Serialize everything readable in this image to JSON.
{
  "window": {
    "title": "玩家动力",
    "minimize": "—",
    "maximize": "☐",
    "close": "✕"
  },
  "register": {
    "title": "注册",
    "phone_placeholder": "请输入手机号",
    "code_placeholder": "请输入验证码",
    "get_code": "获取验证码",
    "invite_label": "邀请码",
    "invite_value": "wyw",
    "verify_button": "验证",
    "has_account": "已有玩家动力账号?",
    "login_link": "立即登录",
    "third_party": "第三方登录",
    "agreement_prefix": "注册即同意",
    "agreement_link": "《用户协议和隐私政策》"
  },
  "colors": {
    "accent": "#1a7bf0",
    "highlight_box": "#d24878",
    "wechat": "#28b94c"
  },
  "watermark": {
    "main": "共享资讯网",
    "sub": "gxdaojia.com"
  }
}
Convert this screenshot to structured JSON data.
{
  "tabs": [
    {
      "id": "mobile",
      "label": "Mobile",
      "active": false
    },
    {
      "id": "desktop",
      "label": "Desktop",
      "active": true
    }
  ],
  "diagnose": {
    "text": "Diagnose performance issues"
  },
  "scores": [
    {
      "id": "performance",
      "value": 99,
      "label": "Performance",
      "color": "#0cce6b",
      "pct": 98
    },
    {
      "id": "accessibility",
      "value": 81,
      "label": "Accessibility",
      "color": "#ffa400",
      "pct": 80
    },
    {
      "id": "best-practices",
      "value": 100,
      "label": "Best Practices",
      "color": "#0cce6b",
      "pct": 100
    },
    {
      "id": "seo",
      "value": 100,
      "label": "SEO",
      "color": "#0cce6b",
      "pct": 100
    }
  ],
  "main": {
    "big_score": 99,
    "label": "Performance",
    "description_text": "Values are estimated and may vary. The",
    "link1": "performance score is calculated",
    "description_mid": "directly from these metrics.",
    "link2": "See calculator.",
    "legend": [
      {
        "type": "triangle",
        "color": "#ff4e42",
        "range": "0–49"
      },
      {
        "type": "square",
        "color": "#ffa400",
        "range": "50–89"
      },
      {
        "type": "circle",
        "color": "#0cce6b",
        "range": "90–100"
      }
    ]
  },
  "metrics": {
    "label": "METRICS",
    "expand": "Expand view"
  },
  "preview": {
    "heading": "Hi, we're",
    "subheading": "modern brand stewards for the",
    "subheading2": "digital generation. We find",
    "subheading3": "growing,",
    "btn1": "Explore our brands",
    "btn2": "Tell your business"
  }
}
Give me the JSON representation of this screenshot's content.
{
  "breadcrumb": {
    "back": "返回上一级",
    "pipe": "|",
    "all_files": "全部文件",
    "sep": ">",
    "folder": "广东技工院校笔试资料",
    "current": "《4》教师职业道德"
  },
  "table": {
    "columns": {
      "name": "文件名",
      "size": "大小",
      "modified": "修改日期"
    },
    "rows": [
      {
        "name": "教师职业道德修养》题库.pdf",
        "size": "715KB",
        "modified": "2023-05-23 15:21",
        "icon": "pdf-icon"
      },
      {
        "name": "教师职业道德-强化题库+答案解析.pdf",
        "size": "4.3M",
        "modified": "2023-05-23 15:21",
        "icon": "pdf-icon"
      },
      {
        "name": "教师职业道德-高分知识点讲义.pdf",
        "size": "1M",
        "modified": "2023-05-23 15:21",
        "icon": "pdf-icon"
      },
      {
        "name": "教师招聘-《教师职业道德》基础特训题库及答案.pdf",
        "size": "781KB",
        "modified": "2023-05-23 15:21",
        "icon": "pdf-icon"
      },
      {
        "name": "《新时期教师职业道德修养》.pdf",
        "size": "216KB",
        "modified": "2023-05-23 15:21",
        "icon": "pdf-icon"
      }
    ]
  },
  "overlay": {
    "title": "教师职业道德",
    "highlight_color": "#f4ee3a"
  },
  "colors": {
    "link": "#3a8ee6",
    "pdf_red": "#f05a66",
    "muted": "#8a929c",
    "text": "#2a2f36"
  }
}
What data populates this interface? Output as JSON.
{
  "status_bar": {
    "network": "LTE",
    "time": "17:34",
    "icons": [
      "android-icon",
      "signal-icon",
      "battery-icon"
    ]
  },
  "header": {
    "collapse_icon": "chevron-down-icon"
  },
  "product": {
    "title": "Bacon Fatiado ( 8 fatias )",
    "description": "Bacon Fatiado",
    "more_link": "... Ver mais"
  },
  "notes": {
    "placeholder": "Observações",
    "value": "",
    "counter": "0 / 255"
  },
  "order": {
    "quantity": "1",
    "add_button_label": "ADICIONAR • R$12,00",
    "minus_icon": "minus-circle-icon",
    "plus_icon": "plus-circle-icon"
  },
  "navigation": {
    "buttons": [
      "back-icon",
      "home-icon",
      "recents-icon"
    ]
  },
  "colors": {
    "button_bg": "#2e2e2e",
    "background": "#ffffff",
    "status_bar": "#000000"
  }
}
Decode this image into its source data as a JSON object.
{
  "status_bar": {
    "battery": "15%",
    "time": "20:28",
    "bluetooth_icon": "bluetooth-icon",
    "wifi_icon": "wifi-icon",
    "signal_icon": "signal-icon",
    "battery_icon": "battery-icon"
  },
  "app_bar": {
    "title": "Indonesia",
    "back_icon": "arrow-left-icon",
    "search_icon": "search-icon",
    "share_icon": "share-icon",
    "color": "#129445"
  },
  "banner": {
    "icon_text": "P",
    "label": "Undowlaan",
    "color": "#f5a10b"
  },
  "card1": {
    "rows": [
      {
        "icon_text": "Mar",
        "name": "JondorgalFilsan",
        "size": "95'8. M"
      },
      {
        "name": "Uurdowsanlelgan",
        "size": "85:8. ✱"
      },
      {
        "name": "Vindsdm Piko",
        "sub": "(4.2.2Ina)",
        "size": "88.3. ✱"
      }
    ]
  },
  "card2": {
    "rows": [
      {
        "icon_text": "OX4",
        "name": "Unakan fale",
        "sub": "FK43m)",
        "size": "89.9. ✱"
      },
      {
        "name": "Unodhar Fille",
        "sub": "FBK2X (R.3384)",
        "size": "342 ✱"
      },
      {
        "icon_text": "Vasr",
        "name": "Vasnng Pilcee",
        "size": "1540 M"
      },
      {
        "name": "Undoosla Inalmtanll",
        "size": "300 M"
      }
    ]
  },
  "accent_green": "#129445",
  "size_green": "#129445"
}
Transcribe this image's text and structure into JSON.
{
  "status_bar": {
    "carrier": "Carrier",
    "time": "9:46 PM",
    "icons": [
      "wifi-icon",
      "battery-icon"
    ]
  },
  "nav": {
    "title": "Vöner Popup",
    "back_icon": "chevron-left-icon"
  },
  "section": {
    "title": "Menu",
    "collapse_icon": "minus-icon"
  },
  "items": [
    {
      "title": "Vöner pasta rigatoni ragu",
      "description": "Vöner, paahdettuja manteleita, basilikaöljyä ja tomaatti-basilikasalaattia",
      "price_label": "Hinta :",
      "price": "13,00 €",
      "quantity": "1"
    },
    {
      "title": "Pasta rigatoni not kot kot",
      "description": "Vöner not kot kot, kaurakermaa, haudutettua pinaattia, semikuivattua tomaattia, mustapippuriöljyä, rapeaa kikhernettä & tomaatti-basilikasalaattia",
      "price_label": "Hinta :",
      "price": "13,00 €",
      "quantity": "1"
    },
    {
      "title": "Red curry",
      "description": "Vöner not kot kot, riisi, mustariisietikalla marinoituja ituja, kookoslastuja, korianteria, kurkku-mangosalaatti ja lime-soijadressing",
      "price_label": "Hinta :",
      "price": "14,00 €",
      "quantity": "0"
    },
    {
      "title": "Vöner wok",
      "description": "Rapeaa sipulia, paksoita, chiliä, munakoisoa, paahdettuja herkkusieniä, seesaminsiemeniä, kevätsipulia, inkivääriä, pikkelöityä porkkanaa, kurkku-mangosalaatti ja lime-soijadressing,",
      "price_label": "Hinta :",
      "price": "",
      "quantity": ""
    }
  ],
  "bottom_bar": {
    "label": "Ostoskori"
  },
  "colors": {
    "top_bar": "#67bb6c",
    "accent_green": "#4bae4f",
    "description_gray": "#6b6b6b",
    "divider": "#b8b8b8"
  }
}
· · · ·
_PROBLEM DETAILS_
Copy out every line where the word "rigatoni" occurs.

_RESULT OF THIS EXERCISE_
      "title": "Vöner pasta rigatoni ragu",
      "title": "Pasta rigatoni not kot kot",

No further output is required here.